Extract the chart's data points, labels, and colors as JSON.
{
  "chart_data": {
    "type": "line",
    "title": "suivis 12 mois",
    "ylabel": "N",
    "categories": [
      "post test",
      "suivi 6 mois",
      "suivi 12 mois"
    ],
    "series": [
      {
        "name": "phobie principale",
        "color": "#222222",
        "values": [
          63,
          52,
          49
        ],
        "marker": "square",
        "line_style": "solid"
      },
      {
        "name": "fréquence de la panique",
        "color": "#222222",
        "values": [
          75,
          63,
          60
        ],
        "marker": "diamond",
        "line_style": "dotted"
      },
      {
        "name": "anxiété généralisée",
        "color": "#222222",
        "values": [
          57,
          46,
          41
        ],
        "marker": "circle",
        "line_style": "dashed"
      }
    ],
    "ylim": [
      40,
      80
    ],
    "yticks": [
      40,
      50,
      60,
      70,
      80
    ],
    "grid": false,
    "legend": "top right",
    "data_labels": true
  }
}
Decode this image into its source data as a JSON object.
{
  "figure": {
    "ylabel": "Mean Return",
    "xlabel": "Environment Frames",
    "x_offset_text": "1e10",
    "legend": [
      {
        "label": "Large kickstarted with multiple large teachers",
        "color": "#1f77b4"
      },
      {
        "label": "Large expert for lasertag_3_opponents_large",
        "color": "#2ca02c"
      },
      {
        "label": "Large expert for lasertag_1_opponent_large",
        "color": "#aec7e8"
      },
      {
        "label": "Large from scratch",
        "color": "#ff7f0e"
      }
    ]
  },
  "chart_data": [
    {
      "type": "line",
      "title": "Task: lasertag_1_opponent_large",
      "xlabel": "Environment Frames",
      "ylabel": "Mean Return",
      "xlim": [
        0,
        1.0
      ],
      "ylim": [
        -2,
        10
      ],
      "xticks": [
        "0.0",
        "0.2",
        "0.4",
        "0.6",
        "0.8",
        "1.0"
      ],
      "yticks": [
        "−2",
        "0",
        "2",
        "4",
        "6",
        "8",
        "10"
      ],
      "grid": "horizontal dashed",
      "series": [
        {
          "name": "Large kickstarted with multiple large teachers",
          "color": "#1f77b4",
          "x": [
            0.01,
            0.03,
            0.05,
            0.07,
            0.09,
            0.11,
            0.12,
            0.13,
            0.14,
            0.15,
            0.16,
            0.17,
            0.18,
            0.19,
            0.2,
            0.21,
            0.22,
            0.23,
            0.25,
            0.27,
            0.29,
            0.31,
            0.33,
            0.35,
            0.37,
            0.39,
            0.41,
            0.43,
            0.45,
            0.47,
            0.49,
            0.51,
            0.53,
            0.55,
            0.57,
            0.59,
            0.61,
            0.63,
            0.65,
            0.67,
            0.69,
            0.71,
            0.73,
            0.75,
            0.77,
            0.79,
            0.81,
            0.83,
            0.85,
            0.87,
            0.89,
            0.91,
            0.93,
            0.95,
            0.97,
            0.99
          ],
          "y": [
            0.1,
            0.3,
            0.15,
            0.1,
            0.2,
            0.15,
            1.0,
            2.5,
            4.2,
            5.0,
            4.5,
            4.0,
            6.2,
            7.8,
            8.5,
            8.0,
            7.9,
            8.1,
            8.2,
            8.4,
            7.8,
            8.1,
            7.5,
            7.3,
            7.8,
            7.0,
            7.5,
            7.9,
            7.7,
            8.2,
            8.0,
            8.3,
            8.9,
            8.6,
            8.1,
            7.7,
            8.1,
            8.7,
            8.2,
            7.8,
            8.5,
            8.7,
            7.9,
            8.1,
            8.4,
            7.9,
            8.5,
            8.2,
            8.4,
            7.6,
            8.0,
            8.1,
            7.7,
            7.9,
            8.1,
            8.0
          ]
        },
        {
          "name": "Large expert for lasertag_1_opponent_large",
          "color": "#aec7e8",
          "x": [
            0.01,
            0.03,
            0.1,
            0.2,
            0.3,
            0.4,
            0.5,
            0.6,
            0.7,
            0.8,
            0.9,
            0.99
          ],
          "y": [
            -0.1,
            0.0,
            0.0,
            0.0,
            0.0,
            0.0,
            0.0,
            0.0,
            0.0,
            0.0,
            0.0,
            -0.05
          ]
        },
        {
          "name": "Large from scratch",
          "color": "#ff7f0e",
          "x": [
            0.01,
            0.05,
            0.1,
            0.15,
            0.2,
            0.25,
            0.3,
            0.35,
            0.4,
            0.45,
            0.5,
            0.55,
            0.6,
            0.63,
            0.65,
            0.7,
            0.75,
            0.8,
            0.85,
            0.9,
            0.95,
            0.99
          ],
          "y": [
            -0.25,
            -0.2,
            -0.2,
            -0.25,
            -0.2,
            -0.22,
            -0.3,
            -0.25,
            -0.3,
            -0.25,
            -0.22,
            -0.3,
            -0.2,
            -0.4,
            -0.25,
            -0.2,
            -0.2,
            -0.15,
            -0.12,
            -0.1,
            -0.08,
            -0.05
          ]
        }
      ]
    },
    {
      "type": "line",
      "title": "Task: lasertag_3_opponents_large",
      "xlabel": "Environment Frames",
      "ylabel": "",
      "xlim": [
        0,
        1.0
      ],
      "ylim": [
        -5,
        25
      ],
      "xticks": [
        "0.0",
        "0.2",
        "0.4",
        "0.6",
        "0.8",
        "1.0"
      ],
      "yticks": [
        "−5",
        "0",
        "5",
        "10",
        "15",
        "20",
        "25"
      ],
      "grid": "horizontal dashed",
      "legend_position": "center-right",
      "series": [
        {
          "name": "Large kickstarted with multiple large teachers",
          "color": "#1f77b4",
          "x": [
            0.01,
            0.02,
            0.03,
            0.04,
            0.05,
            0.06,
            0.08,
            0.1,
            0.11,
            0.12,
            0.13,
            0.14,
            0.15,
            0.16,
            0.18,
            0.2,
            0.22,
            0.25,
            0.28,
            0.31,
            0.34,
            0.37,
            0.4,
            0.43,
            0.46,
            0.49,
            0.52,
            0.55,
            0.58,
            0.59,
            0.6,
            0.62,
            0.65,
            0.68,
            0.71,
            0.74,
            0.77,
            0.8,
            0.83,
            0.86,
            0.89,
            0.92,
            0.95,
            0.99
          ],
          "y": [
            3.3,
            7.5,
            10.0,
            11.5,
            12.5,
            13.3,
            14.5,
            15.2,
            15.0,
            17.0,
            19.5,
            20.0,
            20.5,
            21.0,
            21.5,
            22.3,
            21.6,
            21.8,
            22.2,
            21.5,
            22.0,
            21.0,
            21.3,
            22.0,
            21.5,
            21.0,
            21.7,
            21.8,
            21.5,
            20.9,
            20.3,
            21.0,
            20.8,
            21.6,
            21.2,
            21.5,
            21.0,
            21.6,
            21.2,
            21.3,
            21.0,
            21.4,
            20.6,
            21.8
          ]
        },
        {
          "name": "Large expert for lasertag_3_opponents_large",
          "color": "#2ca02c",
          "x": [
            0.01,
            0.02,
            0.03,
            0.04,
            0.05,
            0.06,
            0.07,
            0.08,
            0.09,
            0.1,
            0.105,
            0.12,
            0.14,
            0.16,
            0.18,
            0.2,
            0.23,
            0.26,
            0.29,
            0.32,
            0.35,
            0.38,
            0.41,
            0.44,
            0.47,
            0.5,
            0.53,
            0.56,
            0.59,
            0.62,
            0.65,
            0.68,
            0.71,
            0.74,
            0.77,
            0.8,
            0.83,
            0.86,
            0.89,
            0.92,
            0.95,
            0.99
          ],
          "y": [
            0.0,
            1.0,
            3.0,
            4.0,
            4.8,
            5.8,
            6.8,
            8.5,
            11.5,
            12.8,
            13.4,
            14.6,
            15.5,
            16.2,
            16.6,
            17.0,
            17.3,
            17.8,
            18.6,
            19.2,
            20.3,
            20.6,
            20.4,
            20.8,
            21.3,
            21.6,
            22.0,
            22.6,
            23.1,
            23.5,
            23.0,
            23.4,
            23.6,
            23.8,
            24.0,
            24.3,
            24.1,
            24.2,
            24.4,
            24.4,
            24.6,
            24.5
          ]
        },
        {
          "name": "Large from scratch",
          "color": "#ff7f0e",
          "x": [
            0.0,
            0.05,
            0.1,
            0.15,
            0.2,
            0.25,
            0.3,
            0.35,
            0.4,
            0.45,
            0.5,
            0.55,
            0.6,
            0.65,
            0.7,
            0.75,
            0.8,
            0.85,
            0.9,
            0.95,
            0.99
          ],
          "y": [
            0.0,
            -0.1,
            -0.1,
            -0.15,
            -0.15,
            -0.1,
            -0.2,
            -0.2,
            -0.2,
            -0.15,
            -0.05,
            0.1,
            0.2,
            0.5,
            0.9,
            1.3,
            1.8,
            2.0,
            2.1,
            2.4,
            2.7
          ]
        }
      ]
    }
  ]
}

● GIVEN PROBLEM: Check the records above line by line and tally those holding the string "Task". Answer with the number only.

● THE RESPONSE: 2